# Task objective
State how many lines in the records hold the word "Clayton", giving the number and no other text.

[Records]
━━━━━━━━━━━━━━━━━━━━━━━━━━━━━━
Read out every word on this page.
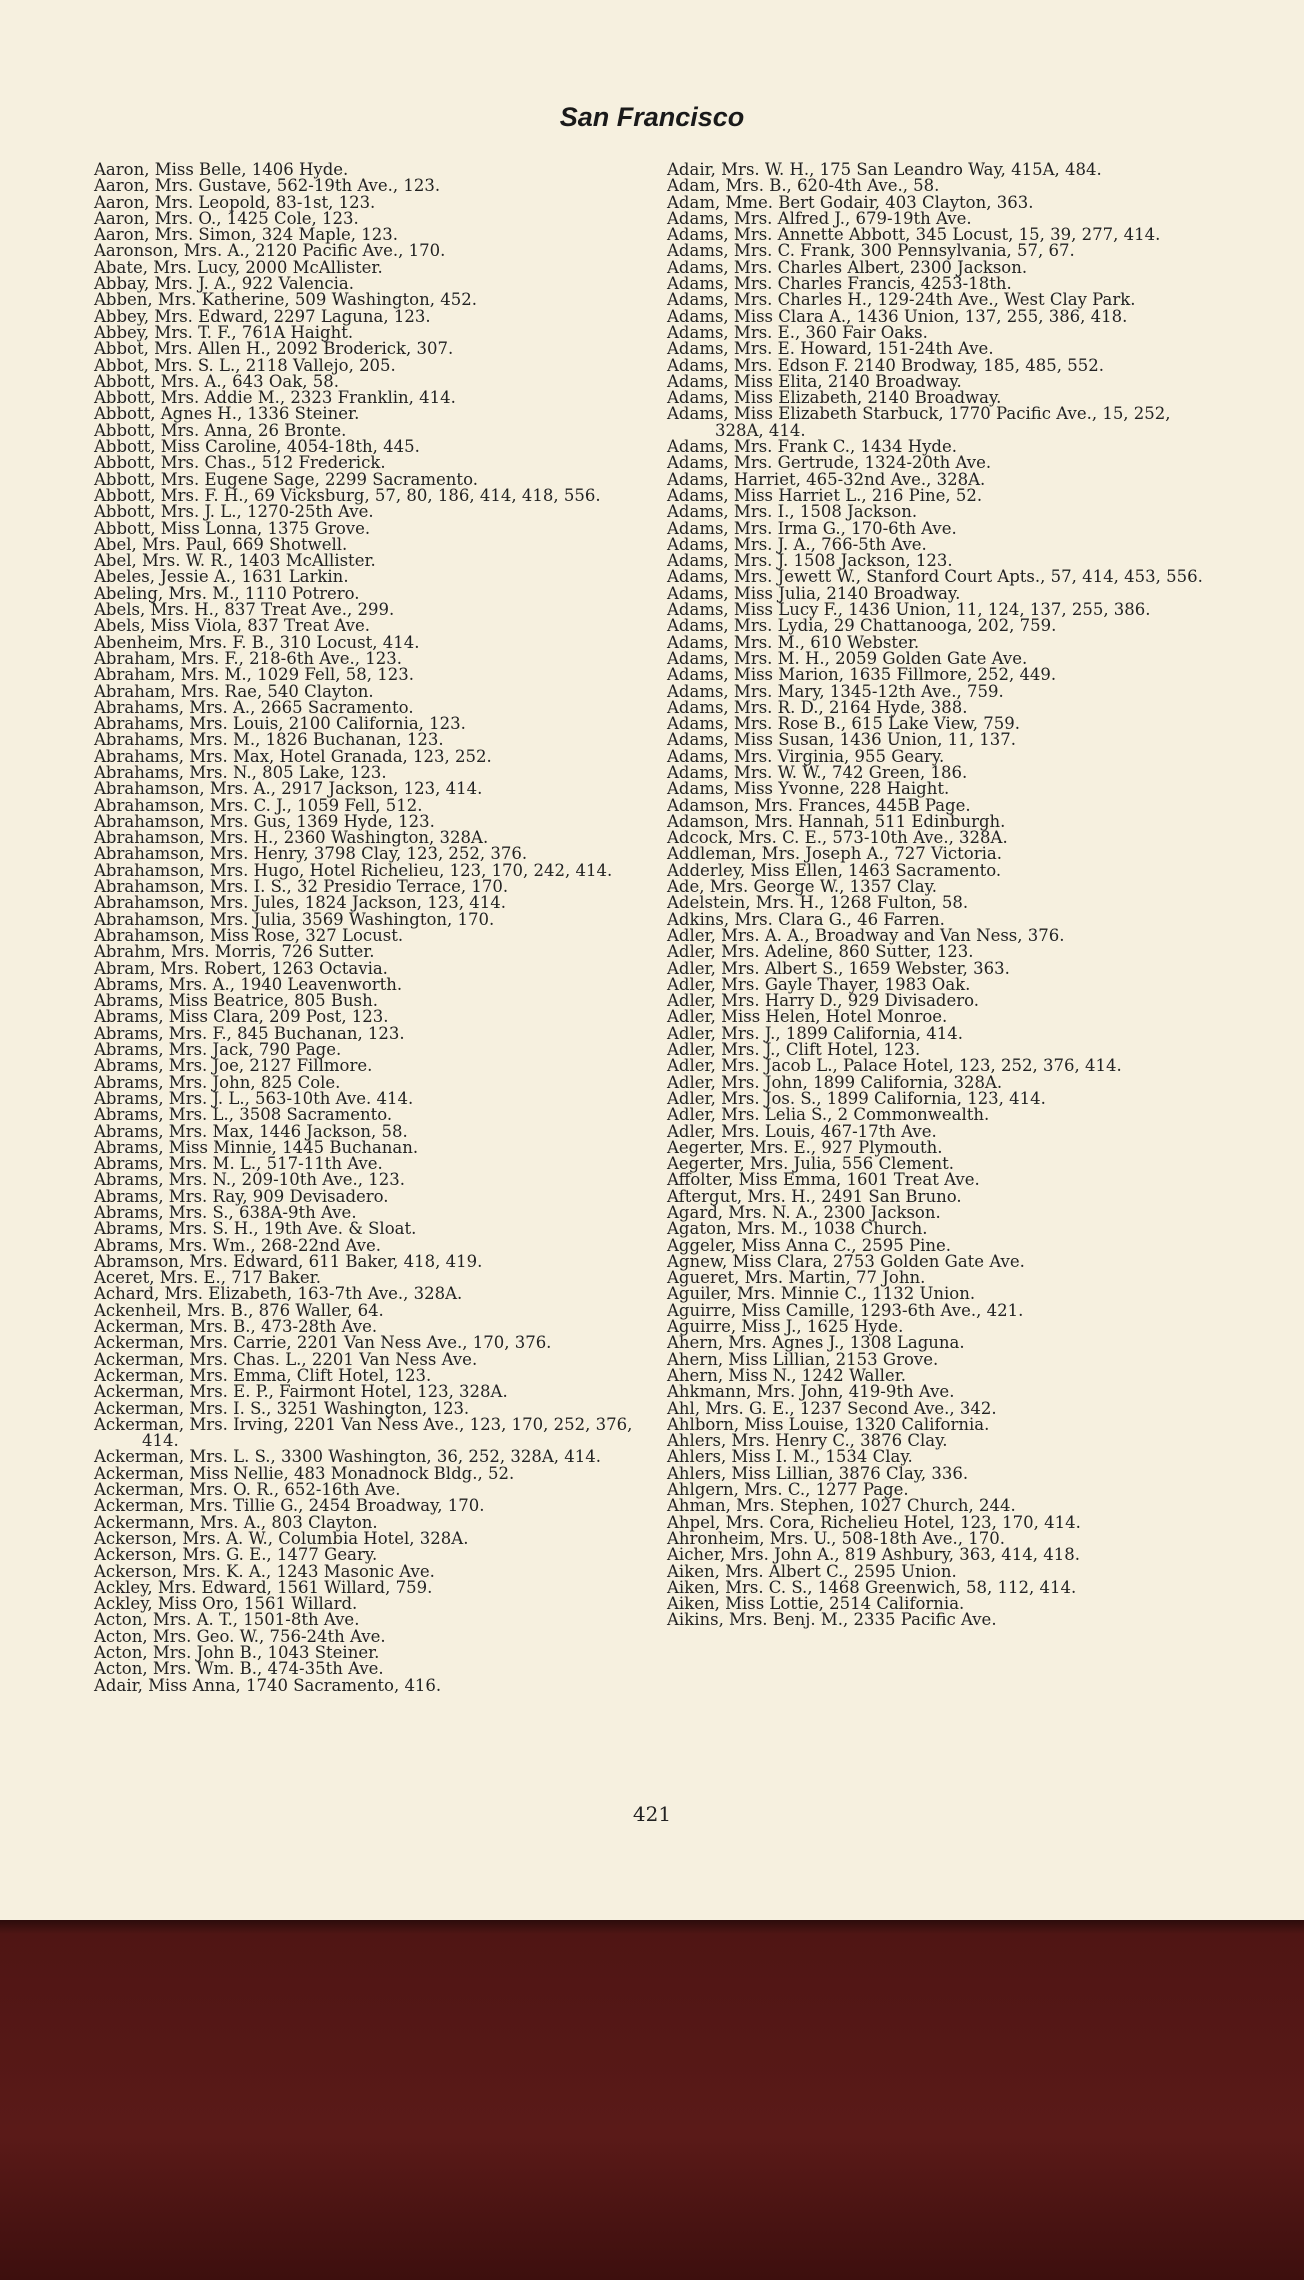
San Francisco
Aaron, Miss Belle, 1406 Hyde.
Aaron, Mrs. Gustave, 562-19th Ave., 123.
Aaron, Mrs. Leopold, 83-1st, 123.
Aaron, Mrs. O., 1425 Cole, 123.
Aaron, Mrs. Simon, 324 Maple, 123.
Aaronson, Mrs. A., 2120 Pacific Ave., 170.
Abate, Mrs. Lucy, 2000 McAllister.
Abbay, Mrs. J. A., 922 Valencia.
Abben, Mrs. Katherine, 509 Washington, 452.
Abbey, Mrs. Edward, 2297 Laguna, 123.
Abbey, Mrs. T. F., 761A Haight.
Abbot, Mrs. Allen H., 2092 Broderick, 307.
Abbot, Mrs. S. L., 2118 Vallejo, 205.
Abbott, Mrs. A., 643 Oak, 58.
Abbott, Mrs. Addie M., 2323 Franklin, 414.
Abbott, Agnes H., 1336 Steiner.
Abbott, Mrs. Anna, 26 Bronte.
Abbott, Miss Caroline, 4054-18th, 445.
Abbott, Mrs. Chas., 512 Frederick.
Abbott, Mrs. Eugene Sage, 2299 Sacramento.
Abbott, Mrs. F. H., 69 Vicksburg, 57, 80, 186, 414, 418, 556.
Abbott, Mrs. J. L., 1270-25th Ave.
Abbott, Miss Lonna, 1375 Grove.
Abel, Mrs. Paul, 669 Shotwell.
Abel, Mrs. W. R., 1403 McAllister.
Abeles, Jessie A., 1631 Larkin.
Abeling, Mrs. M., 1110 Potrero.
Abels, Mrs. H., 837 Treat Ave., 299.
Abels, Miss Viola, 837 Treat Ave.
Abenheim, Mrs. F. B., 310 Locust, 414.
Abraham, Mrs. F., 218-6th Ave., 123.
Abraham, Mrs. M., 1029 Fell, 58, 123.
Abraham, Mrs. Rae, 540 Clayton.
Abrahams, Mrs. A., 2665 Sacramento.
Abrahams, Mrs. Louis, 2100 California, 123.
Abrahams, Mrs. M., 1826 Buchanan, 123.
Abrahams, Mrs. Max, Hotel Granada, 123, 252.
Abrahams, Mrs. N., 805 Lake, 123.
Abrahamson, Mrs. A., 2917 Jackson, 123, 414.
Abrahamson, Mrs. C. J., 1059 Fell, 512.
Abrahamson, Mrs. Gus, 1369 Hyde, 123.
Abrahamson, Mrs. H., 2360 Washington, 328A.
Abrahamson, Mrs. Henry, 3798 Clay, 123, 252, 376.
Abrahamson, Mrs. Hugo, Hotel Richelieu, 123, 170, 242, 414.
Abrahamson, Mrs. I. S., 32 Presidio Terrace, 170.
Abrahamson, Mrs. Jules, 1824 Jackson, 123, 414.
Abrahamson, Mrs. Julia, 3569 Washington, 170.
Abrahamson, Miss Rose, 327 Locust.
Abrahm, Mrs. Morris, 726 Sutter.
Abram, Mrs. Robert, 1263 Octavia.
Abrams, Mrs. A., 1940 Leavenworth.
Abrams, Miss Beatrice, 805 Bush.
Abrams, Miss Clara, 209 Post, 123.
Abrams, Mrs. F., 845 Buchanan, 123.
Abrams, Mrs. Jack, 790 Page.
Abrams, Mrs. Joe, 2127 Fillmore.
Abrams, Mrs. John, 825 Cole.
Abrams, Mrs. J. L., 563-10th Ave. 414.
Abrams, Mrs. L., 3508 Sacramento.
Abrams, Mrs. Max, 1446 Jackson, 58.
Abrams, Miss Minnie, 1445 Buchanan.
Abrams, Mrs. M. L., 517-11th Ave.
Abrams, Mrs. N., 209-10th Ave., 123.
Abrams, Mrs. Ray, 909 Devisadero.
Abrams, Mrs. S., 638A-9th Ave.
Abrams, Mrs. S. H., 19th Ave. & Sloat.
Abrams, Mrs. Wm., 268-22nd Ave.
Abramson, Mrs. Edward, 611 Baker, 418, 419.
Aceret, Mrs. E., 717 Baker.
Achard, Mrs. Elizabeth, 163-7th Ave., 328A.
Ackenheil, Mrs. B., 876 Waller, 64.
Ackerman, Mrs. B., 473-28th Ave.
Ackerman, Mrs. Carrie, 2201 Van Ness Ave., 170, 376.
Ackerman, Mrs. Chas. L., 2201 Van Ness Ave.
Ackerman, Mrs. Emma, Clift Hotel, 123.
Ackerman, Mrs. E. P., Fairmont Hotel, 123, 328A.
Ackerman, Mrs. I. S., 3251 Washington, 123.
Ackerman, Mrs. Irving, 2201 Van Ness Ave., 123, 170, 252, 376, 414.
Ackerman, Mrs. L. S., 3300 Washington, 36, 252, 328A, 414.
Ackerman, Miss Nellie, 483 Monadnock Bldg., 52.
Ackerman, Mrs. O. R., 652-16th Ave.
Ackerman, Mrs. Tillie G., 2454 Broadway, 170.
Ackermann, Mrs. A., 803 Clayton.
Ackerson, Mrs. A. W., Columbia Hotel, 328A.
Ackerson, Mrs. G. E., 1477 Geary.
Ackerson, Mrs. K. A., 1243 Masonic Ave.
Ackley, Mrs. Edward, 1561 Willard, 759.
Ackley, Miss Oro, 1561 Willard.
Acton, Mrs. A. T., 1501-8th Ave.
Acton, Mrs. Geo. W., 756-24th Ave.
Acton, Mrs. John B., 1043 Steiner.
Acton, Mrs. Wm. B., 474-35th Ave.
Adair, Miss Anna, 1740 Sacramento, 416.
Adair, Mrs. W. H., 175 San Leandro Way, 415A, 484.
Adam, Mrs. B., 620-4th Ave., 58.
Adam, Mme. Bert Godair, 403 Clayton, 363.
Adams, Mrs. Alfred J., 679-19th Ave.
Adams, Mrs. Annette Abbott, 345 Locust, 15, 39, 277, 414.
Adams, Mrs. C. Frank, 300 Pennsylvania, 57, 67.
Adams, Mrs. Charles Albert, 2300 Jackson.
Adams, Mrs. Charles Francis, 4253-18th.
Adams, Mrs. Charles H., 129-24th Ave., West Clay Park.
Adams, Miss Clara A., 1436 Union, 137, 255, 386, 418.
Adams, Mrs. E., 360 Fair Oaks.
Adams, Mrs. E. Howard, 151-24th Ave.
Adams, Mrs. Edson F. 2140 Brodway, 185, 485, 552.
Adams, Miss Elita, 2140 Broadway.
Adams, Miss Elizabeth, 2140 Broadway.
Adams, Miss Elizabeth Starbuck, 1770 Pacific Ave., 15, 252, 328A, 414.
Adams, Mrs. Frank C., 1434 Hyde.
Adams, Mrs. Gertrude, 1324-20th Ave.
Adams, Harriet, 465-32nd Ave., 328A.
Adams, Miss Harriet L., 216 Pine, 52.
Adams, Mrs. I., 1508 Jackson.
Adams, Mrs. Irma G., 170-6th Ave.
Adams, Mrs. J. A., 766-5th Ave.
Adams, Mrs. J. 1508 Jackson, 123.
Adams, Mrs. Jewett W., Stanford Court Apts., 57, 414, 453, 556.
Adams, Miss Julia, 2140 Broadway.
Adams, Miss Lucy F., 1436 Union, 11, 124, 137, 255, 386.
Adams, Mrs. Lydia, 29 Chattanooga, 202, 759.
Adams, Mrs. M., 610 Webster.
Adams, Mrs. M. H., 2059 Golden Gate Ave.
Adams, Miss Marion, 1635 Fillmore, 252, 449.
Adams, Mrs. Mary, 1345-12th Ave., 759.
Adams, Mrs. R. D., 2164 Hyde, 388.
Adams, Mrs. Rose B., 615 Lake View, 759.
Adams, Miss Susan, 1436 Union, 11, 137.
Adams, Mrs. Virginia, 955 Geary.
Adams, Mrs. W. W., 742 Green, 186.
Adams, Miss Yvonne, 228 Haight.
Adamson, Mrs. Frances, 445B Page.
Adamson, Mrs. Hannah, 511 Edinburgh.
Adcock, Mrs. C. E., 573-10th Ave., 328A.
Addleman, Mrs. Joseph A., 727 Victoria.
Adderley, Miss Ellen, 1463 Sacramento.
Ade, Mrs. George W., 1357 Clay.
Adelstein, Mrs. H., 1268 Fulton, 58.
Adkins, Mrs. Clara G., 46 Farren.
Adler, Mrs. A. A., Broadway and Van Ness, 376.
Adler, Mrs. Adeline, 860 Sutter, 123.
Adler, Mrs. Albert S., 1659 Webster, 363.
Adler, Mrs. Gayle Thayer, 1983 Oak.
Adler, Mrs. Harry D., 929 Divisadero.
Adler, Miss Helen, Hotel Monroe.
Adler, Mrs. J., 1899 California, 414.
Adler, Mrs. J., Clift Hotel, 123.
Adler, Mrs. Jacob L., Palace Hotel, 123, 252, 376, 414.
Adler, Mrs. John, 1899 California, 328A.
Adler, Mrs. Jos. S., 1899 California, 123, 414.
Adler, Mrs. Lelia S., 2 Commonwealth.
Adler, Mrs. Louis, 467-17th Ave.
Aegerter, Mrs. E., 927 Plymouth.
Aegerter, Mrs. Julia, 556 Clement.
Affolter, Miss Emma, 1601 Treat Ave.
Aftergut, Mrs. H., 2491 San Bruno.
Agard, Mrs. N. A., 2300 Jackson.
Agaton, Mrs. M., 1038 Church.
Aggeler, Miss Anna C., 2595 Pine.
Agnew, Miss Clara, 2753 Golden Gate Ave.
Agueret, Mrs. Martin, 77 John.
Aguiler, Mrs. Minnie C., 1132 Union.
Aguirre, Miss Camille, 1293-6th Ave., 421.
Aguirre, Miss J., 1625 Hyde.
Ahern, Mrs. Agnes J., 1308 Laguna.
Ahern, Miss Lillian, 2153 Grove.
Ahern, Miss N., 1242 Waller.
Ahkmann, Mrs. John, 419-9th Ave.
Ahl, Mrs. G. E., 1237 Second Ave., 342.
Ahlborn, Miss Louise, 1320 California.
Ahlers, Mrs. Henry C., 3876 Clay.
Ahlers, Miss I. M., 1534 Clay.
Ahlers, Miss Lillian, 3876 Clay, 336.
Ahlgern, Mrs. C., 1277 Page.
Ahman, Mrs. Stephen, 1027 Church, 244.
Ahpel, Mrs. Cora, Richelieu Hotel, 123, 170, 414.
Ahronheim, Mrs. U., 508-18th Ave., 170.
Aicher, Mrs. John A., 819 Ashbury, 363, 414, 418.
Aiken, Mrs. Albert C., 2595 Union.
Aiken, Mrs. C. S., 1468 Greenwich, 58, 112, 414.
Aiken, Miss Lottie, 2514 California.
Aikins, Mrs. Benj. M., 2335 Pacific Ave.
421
━━━━━━━━━━━━━━━━━━━━━━━━━━━━━━
# Response for this exercise
3